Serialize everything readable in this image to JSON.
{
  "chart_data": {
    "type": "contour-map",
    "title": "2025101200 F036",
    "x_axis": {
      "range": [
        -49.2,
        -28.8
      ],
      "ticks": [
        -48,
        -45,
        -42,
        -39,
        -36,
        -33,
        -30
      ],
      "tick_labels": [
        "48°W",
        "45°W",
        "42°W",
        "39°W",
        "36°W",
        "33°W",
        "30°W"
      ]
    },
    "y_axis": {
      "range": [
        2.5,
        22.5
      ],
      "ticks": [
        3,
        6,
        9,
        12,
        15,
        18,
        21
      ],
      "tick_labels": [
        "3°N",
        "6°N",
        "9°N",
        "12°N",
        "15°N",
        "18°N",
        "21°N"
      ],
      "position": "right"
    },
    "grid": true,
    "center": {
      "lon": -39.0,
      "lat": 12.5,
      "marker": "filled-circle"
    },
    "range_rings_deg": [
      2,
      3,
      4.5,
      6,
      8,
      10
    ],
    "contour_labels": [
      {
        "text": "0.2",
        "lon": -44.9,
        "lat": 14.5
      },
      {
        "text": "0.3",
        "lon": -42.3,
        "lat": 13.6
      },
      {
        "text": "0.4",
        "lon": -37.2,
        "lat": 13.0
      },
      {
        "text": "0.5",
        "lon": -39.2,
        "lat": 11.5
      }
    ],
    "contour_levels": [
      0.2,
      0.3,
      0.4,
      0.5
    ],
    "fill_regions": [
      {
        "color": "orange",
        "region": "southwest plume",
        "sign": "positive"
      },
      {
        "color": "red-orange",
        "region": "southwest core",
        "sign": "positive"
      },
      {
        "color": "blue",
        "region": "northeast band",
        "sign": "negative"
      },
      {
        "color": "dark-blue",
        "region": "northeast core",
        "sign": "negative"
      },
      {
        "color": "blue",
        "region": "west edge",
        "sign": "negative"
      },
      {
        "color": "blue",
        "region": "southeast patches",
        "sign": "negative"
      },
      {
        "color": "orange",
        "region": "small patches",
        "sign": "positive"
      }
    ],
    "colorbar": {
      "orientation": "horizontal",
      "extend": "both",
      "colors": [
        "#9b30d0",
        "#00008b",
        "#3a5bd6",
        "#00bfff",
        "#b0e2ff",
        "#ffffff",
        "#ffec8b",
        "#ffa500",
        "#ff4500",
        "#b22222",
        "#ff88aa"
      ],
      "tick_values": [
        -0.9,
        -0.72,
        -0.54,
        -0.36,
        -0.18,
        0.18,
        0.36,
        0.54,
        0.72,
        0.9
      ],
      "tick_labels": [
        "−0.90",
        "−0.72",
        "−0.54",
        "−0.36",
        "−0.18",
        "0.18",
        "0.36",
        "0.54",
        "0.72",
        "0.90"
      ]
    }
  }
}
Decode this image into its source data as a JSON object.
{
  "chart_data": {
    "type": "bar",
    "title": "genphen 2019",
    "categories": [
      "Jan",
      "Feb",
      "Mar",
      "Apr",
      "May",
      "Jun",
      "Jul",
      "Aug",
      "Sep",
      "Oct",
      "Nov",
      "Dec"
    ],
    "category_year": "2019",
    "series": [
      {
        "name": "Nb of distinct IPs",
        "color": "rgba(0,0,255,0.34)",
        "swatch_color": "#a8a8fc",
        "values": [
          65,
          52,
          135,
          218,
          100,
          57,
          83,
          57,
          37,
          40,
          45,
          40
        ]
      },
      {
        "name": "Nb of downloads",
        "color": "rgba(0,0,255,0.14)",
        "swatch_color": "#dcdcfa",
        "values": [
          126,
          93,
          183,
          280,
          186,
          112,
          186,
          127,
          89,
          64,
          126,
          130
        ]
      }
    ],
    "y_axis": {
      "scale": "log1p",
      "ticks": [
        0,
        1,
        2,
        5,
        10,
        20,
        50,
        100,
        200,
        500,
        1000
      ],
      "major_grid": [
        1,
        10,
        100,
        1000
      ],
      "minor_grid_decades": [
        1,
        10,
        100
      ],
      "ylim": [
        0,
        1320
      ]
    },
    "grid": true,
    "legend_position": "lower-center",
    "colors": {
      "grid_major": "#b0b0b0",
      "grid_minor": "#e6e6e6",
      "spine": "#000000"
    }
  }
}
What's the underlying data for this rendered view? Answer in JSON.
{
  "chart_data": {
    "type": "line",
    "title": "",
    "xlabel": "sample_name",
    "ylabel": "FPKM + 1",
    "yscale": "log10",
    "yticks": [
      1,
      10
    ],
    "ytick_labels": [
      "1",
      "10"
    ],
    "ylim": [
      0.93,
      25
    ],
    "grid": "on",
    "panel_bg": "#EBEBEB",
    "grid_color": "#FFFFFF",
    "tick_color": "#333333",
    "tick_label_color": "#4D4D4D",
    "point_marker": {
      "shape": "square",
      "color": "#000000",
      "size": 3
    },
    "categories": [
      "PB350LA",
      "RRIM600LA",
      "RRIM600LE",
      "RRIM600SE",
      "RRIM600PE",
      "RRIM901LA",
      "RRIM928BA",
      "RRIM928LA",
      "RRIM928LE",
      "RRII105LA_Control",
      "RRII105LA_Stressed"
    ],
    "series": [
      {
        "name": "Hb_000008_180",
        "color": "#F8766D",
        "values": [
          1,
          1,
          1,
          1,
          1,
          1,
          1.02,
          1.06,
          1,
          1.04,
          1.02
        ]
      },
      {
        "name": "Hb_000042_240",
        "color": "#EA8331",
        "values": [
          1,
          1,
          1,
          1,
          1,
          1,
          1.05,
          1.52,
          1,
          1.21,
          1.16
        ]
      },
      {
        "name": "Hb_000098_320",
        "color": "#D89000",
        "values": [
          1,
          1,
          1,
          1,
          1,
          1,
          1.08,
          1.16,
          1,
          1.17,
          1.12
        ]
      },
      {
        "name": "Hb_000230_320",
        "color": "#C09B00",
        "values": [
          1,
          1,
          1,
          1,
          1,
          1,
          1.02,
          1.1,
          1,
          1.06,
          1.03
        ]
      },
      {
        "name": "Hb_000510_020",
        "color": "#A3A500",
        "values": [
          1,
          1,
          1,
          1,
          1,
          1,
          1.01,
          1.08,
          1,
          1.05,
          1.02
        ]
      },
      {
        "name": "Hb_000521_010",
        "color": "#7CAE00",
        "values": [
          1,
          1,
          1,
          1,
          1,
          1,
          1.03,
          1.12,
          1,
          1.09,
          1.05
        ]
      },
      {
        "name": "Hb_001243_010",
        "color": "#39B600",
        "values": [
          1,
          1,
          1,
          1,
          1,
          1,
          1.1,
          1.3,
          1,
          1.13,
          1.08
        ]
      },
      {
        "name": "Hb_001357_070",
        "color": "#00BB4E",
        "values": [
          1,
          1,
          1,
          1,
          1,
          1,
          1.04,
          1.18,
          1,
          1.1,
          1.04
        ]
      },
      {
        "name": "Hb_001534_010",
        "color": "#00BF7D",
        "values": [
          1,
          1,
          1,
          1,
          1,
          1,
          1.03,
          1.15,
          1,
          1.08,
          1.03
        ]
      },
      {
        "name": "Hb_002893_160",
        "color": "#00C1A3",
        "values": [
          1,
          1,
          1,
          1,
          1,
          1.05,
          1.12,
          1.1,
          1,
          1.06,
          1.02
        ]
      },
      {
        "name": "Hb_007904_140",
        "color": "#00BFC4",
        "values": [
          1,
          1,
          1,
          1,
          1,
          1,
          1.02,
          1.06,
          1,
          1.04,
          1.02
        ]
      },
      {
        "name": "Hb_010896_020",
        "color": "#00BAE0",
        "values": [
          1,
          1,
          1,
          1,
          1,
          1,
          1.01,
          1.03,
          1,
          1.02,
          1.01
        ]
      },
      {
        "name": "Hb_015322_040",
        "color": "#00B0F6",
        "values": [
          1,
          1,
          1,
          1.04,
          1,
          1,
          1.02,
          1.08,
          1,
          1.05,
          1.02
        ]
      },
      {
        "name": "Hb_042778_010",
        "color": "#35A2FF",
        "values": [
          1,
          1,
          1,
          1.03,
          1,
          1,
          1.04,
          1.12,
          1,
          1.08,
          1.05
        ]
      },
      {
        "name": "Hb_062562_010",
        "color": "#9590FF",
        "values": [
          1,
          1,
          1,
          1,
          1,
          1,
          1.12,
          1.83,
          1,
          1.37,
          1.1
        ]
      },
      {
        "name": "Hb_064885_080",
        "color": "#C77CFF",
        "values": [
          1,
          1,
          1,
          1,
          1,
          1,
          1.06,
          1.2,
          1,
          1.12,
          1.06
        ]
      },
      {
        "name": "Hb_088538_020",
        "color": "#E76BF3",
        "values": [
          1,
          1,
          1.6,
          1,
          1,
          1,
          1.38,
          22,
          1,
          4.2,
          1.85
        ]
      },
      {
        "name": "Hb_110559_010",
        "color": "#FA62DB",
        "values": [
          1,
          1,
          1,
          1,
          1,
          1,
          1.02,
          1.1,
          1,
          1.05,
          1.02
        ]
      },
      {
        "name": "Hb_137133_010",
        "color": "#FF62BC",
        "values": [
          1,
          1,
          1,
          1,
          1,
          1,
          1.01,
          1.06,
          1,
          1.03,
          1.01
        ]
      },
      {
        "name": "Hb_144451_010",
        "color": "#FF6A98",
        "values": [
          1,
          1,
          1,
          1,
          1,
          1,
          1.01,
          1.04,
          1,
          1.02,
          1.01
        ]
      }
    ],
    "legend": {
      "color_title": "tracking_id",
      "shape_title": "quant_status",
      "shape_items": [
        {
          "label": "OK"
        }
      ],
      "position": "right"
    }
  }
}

PROBLEM REQUIREMENTS> Pick out each line containing the string "patches" and copy it.

PROBLEM SOLUTION>
        "region": "southeast patches",
        "region": "small patches",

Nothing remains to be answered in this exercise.